• AVAILABLE RECORDS:
# # # #
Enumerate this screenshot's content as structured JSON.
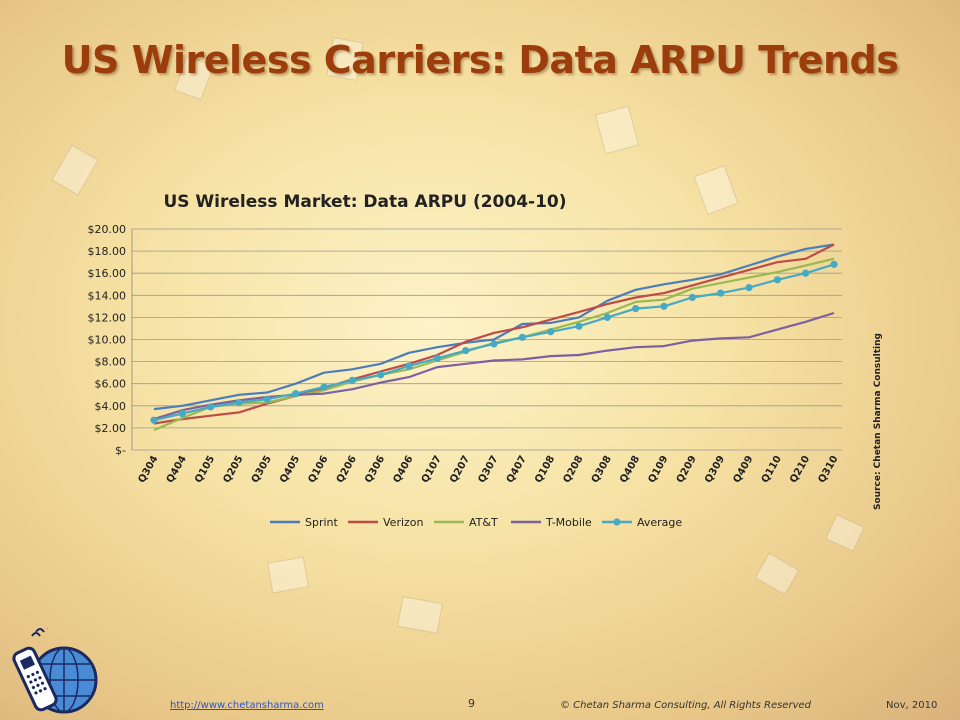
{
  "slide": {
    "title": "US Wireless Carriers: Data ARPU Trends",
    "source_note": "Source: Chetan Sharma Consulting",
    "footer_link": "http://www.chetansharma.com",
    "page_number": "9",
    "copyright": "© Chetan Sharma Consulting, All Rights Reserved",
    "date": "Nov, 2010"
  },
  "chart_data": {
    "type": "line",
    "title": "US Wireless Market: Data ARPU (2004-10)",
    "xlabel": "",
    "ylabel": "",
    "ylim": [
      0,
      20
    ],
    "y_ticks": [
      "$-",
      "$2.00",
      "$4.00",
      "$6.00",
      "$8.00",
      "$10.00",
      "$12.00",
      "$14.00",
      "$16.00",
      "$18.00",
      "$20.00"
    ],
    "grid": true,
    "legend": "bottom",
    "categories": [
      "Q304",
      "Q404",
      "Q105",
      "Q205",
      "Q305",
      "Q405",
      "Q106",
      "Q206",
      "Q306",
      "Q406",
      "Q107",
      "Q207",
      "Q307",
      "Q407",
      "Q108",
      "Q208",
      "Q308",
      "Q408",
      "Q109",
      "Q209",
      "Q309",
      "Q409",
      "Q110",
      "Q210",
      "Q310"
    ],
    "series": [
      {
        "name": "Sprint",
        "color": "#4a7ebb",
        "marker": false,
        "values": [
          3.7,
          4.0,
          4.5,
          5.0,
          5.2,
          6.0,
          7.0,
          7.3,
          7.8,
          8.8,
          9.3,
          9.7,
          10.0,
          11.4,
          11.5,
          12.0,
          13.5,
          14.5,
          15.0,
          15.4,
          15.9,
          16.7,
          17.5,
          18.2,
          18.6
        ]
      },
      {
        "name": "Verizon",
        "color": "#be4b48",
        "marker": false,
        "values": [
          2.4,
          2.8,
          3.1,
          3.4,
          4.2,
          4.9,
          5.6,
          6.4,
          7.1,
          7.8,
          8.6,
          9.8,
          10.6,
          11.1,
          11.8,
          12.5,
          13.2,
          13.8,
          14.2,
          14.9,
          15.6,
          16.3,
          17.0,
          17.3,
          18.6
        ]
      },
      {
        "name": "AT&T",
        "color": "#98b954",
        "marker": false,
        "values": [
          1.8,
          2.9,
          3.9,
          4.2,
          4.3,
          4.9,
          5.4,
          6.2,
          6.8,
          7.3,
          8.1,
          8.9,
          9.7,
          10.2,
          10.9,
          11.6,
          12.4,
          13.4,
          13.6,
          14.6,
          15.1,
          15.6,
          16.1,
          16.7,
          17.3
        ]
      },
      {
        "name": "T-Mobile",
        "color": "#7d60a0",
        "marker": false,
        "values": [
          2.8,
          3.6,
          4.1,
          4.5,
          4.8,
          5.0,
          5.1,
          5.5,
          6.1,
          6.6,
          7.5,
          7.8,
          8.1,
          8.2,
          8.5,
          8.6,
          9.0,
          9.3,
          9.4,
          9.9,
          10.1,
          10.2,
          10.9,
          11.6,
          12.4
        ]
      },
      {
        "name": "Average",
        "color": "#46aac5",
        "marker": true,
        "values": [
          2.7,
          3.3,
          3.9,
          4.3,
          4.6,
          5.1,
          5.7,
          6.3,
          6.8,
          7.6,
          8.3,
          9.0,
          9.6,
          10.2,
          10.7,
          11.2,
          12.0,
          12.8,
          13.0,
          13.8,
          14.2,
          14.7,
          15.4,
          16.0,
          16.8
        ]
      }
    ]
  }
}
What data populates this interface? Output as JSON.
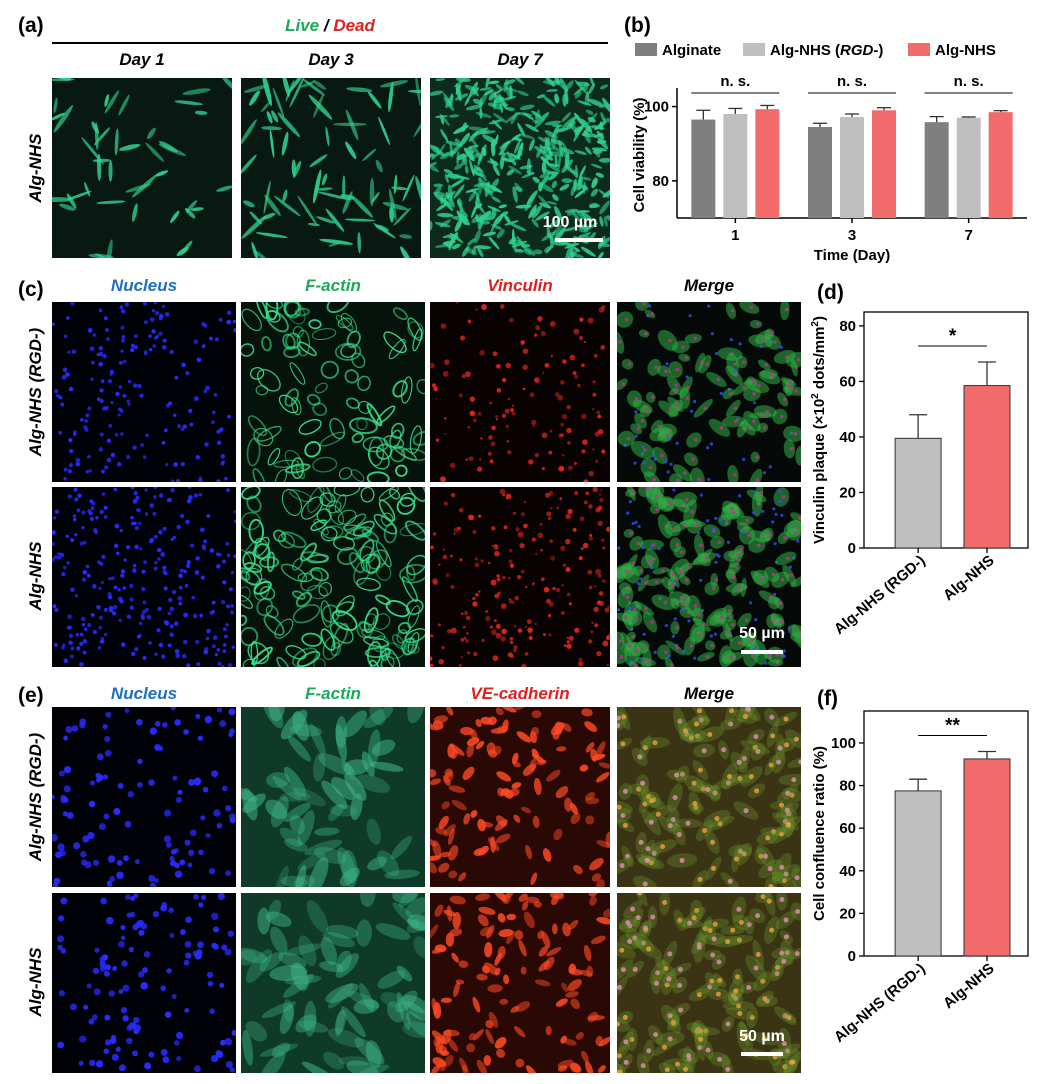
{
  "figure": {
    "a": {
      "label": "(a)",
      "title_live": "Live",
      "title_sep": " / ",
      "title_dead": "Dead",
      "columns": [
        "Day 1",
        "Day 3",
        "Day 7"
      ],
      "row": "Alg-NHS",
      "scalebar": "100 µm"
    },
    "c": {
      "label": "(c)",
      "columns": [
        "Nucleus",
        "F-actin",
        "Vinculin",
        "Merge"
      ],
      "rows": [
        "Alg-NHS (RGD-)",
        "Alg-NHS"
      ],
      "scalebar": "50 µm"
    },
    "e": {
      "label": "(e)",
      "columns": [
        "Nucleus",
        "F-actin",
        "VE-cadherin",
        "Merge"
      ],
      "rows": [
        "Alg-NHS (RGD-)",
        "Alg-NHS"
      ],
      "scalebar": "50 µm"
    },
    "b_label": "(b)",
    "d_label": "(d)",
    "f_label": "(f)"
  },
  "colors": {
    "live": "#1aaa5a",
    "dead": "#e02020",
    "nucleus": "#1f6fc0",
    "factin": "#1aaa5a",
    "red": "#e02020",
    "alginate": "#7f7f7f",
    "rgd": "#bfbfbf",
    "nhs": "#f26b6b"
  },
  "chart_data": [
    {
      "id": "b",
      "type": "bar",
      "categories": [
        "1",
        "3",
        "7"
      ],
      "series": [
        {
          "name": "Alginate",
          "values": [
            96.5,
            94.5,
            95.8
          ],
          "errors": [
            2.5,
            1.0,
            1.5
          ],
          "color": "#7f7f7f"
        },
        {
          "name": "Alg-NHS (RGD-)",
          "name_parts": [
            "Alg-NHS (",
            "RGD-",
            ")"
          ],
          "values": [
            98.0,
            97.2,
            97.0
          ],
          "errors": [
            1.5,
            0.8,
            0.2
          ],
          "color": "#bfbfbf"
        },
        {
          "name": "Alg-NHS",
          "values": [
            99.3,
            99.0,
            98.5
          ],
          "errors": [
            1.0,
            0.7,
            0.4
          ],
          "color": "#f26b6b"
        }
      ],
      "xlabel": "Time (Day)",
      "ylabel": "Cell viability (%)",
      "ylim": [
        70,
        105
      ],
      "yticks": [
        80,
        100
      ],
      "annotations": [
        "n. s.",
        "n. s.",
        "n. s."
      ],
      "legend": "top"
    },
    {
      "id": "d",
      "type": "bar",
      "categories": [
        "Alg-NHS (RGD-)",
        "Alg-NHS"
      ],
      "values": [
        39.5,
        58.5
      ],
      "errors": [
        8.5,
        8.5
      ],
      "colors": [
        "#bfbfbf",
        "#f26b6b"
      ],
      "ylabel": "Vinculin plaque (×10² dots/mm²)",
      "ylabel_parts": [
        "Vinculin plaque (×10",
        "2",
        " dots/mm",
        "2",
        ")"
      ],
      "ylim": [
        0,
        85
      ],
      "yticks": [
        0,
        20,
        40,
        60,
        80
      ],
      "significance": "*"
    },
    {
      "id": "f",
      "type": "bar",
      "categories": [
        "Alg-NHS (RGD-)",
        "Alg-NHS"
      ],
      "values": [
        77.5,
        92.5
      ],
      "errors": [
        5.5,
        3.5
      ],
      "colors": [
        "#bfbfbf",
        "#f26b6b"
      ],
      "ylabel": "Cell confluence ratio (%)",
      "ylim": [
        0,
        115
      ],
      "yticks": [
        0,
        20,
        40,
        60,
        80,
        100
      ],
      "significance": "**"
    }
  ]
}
# # # #
Scan the listing above. Gather each line that contains the word "JSON".

Enumerate this screenshot's content as structured JSON.
What data populates this interface? Output as JSON.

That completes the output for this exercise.